▶ [ROWS]:
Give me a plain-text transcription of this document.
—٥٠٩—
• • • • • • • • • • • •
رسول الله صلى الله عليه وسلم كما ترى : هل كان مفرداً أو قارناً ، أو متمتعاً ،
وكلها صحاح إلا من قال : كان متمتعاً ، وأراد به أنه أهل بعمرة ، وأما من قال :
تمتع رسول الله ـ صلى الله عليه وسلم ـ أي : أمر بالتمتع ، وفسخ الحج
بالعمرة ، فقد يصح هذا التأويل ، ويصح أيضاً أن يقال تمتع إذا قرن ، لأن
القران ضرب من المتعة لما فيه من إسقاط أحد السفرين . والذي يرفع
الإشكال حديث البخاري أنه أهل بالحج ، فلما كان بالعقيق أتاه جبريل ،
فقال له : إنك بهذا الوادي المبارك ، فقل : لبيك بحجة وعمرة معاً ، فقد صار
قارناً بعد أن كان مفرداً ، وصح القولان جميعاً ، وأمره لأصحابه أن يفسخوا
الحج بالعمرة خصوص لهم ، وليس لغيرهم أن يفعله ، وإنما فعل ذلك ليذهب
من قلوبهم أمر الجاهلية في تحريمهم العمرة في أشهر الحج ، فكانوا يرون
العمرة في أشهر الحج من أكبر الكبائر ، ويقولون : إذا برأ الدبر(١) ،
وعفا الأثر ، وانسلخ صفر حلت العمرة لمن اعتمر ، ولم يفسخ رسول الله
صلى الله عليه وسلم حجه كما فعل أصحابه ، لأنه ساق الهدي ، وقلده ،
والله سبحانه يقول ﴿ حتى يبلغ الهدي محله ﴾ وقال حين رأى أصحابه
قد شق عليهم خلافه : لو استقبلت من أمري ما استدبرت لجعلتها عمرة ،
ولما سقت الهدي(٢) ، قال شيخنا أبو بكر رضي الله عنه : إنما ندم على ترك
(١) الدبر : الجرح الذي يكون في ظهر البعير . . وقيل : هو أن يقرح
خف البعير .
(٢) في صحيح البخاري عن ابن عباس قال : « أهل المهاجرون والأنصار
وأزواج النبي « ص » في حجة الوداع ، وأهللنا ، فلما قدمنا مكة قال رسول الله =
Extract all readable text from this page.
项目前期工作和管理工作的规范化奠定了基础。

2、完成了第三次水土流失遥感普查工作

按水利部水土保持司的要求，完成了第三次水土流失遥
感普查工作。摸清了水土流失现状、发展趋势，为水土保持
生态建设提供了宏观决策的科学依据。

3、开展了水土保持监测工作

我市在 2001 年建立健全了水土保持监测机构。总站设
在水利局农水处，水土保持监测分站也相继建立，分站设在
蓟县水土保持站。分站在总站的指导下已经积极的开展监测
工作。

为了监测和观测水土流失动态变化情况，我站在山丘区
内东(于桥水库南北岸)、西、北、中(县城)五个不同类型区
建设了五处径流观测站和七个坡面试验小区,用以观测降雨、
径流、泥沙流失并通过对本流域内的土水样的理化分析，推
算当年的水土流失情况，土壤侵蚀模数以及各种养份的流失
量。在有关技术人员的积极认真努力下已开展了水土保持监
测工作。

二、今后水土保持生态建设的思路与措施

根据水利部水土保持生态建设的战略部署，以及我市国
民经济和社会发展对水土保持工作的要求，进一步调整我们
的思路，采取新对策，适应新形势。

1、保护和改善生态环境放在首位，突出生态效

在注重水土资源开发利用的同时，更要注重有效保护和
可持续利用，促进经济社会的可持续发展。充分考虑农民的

▶ [EXERCISE TASK]:
Write the entire listing out again, word for word.

▶ [TASK RESPONSE]:
Give me a plain-text transcription of this document.
—٥٠٩—
• • • • • • • • • • • •
رسول الله صلى الله عليه وسلم كما ترى : هل كان مفرداً أو قارناً ، أو متمتعاً ،
وكلها صحاح إلا من قال : كان متمتعاً ، وأراد به أنه أهل بعمرة ، وأما من قال :
تمتع رسول الله ـ صلى الله عليه وسلم ـ أي : أمر بالتمتع ، وفسخ الحج
بالعمرة ، فقد يصح هذا التأويل ، ويصح أيضاً أن يقال تمتع إذا قرن ، لأن
القران ضرب من المتعة لما فيه من إسقاط أحد السفرين . والذي يرفع
الإشكال حديث البخاري أنه أهل بالحج ، فلما كان بالعقيق أتاه جبريل ،
فقال له : إنك بهذا الوادي المبارك ، فقل : لبيك بحجة وعمرة معاً ، فقد صار
قارناً بعد أن كان مفرداً ، وصح القولان جميعاً ، وأمره لأصحابه أن يفسخوا
الحج بالعمرة خصوص لهم ، وليس لغيرهم أن يفعله ، وإنما فعل ذلك ليذهب
من قلوبهم أمر الجاهلية في تحريمهم العمرة في أشهر الحج ، فكانوا يرون
العمرة في أشهر الحج من أكبر الكبائر ، ويقولون : إذا برأ الدبر(١) ،
وعفا الأثر ، وانسلخ صفر حلت العمرة لمن اعتمر ، ولم يفسخ رسول الله
صلى الله عليه وسلم حجه كما فعل أصحابه ، لأنه ساق الهدي ، وقلده ،
والله سبحانه يقول ﴿ حتى يبلغ الهدي محله ﴾ وقال حين رأى أصحابه
قد شق عليهم خلافه : لو استقبلت من أمري ما استدبرت لجعلتها عمرة ،
ولما سقت الهدي(٢) ، قال شيخنا أبو بكر رضي الله عنه : إنما ندم على ترك
(١) الدبر : الجرح الذي يكون في ظهر البعير . . وقيل : هو أن يقرح
خف البعير .
(٢) في صحيح البخاري عن ابن عباس قال : « أهل المهاجرون والأنصار
وأزواج النبي « ص » في حجة الوداع ، وأهللنا ، فلما قدمنا مكة قال رسول الله =
Extract all readable text from this page.
项目前期工作和管理工作的规范化奠定了基础。

2、完成了第三次水土流失遥感普查工作

按水利部水土保持司的要求，完成了第三次水土流失遥
感普查工作。摸清了水土流失现状、发展趋势，为水土保持
生态建设提供了宏观决策的科学依据。

3、开展了水土保持监测工作

我市在 2001 年建立健全了水土保持监测机构。总站设
在水利局农水处，水土保持监测分站也相继建立，分站设在
蓟县水土保持站。分站在总站的指导下已经积极的开展监测
工作。

为了监测和观测水土流失动态变化情况，我站在山丘区
内东(于桥水库南北岸)、西、北、中(县城)五个不同类型区
建设了五处径流观测站和七个坡面试验小区,用以观测降雨、
径流、泥沙流失并通过对本流域内的土水样的理化分析，推
算当年的水土流失情况，土壤侵蚀模数以及各种养份的流失
量。在有关技术人员的积极认真努力下已开展了水土保持监
测工作。

二、今后水土保持生态建设的思路与措施

根据水利部水土保持生态建设的战略部署，以及我市国
民经济和社会发展对水土保持工作的要求，进一步调整我们
的思路，采取新对策，适应新形势。

1、保护和改善生态环境放在首位，突出生态效

在注重水土资源开发利用的同时，更要注重有效保护和
可持续利用，促进经济社会的可持续发展。充分考虑农民的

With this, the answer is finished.